GIVEN INSTRUCTION: Locate every line below that contains the word "leurs" and copy it.

EXTRACTED DATA:
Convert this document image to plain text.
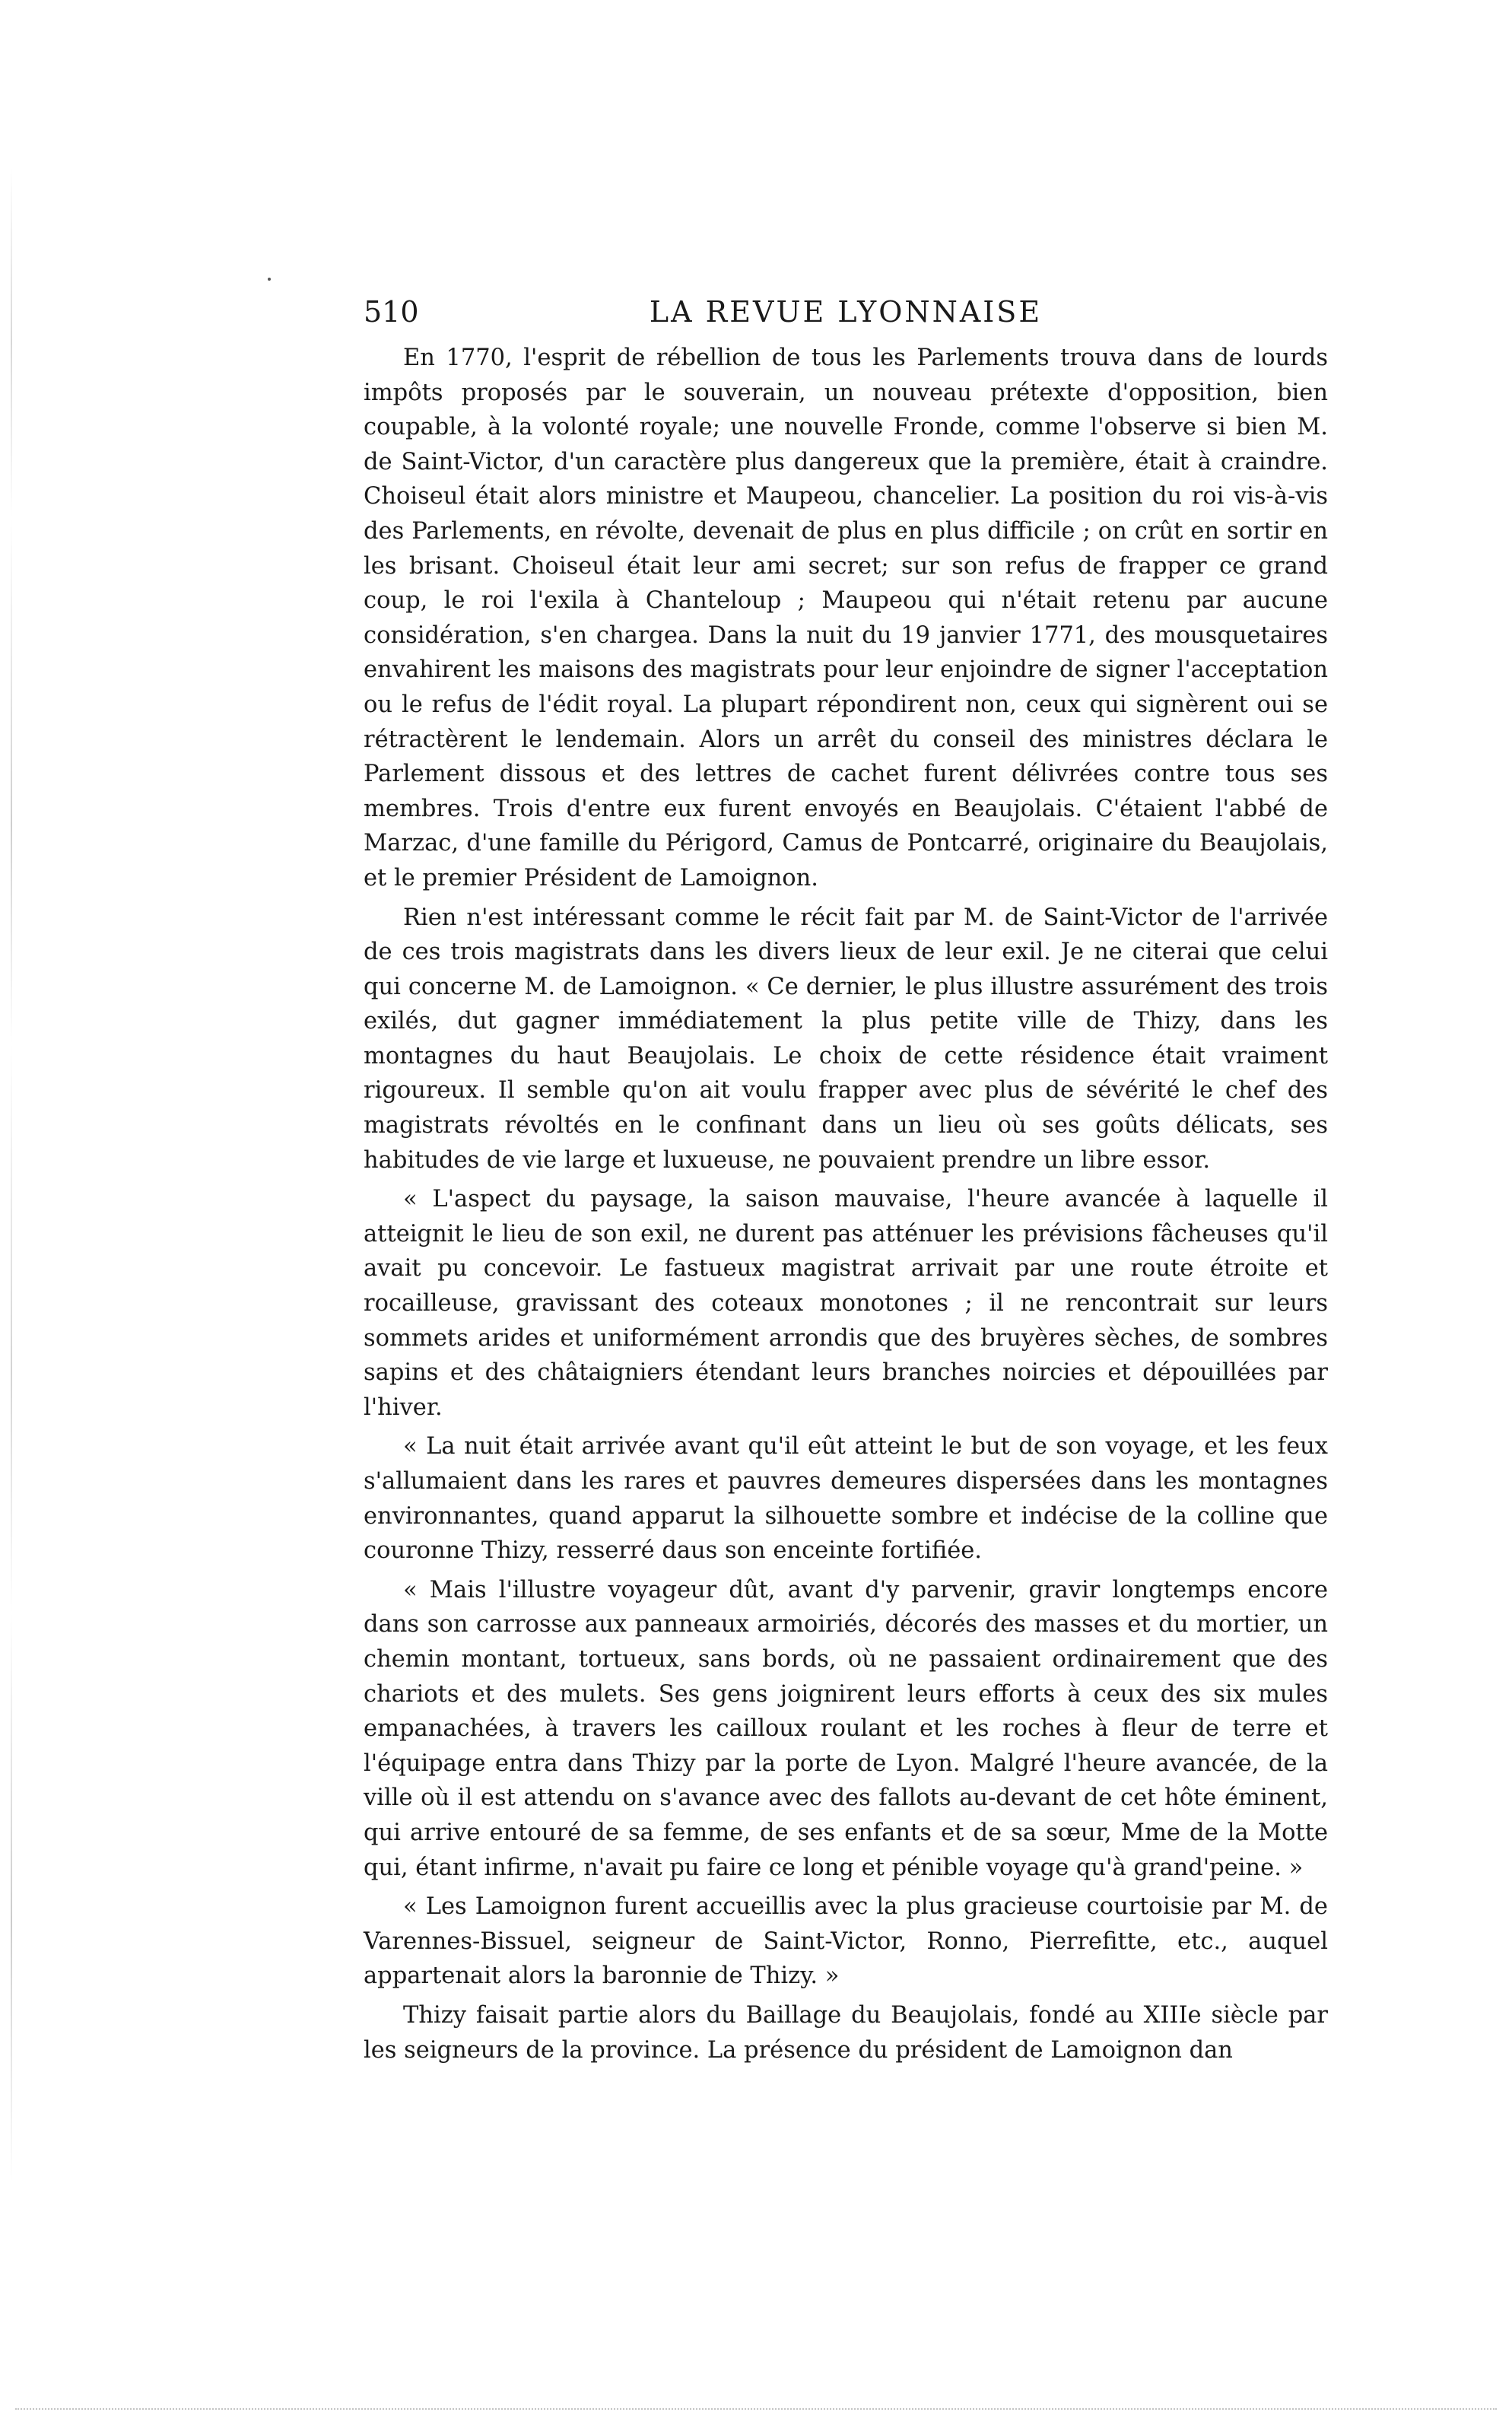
510	LA REVUE LYONNAISE

En 1770, l'esprit de rébellion de tous les Parlements trouva dans de lourds impôts proposés par le souverain, un nouveau prétexte d'opposition, bien coupable, à la volonté royale; une nouvelle Fronde, comme l'observe si bien M. de Saint-Victor, d'un caractère plus dangereux que la première, était à craindre. Choiseul était alors ministre et Maupeou, chancelier. La position du roi vis-à-vis des Parlements, en révolte, devenait de plus en plus difficile ; on crût en sortir en les brisant. Choiseul était leur ami secret; sur son refus de frapper ce grand coup, le roi l'exila à Chanteloup ; Maupeou qui n'était retenu par aucune considération, s'en chargea. Dans la nuit du 19 janvier 1771, des mousquetaires envahirent les maisons des magistrats pour leur enjoindre de signer l'acceptation ou le refus de l'édit royal. La plupart répondirent non, ceux qui signèrent oui se rétractèrent le lendemain. Alors un arrêt du conseil des ministres déclara le Parlement dissous et des lettres de cachet furent délivrées contre tous ses membres. Trois d'entre eux furent envoyés en Beaujolais. C'étaient l'abbé de Marzac, d'une famille du Périgord, Camus de Pontcarré, originaire du Beaujolais, et le premier Président de Lamoignon.

Rien n'est intéressant comme le récit fait par M. de Saint-Victor de l'arrivée de ces trois magistrats dans les divers lieux de leur exil. Je ne citerai que celui qui concerne M. de Lamoignon. « Ce dernier, le plus illustre assurément des trois exilés, dut gagner immédiatement la plus petite ville de Thizy, dans les montagnes du haut Beaujolais. Le choix de cette résidence était vraiment rigoureux. Il semble qu'on ait voulu frapper avec plus de sévérité le chef des magistrats révoltés en le confinant dans un lieu où ses goûts délicats, ses habitudes de vie large et luxueuse, ne pouvaient prendre un libre essor.

« L'aspect du paysage, la saison mauvaise, l'heure avancée à laquelle il atteignit le lieu de son exil, ne durent pas atténuer les prévisions fâcheuses qu'il avait pu concevoir. Le fastueux magistrat arrivait par une route étroite et rocailleuse, gravissant des coteaux monotones ; il ne rencontrait sur leurs sommets arides et uniformément arrondis que des bruyères sèches, de sombres sapins et des châtaigniers étendant leurs branches noircies et dépouillées par l'hiver.

« La nuit était arrivée avant qu'il eût atteint le but de son voyage, et les feux s'allumaient dans les rares et pauvres demeures dispersées dans les montagnes environnantes, quand apparut la silhouette sombre et indécise de la colline que couronne Thizy, resserré daus son enceinte fortifiée.

« Mais l'illustre voyageur dût, avant d'y parvenir, gravir longtemps encore dans son carrosse aux panneaux armoiriés, décorés des masses et du mortier, un chemin montant, tortueux, sans bords, où ne passaient ordinairement que des chariots et des mulets. Ses gens joignirent leurs efforts à ceux des six mules empanachées, à travers les cailloux roulant et les roches à fleur de terre et l'équipage entra dans Thizy par la porte de Lyon. Malgré l'heure avancée, de la ville où il est attendu on s'avance avec des fallots au-devant de cet hôte éminent, qui arrive entouré de sa femme, de ses enfants et de sa sœur, Mme de la Motte qui, étant infirme, n'avait pu faire ce long et pénible voyage qu'à grand'peine. »

« Les Lamoignon furent accueillis avec la plus gracieuse courtoisie par M. de Varennes-Bissuel, seigneur de Saint-Victor, Ronno, Pierrefitte, etc., auquel appartenait alors la baronnie de Thizy. »

Thizy faisait partie alors du Baillage du Beaujolais, fondé au XIIIe siècle par les seigneurs de la province. La présence du président de Lamoignon dan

EXERCISE SOLUTION:
« L'aspect du paysage, la saison mauvaise, l'heure avancée à laquelle il atteignit le lieu de son exil, ne durent pas atténuer les prévisions fâcheuses qu'il avait pu concevoir. Le fastueux magistrat arrivait par une route étroite et rocailleuse, gravissant des coteaux monotones ; il ne rencontrait sur leurs sommets arides et uniformément arrondis que des bruyères sèches, de sombres sapins et des châtaigniers étendant leurs branches noircies et dépouillées par l'hiver.
« Mais l'illustre voyageur dût, avant d'y parvenir, gravir longtemps encore dans son carrosse aux panneaux armoiriés, décorés des masses et du mortier, un chemin montant, tortueux, sans bords, où ne passaient ordinairement que des chariots et des mulets. Ses gens joignirent leurs efforts à ceux des six mules empanachées, à travers les cailloux roulant et les roches à fleur de terre et l'équipage entra dans Thizy par la porte de Lyon. Malgré l'heure avancée, de la ville où il est attendu on s'avance avec des fallots au-devant de cet hôte éminent, qui arrive entouré de sa femme, de ses enfants et de sa sœur, Mme de la Motte qui, étant infirme, n'avait pu faire ce long et pénible voyage qu'à grand'peine. »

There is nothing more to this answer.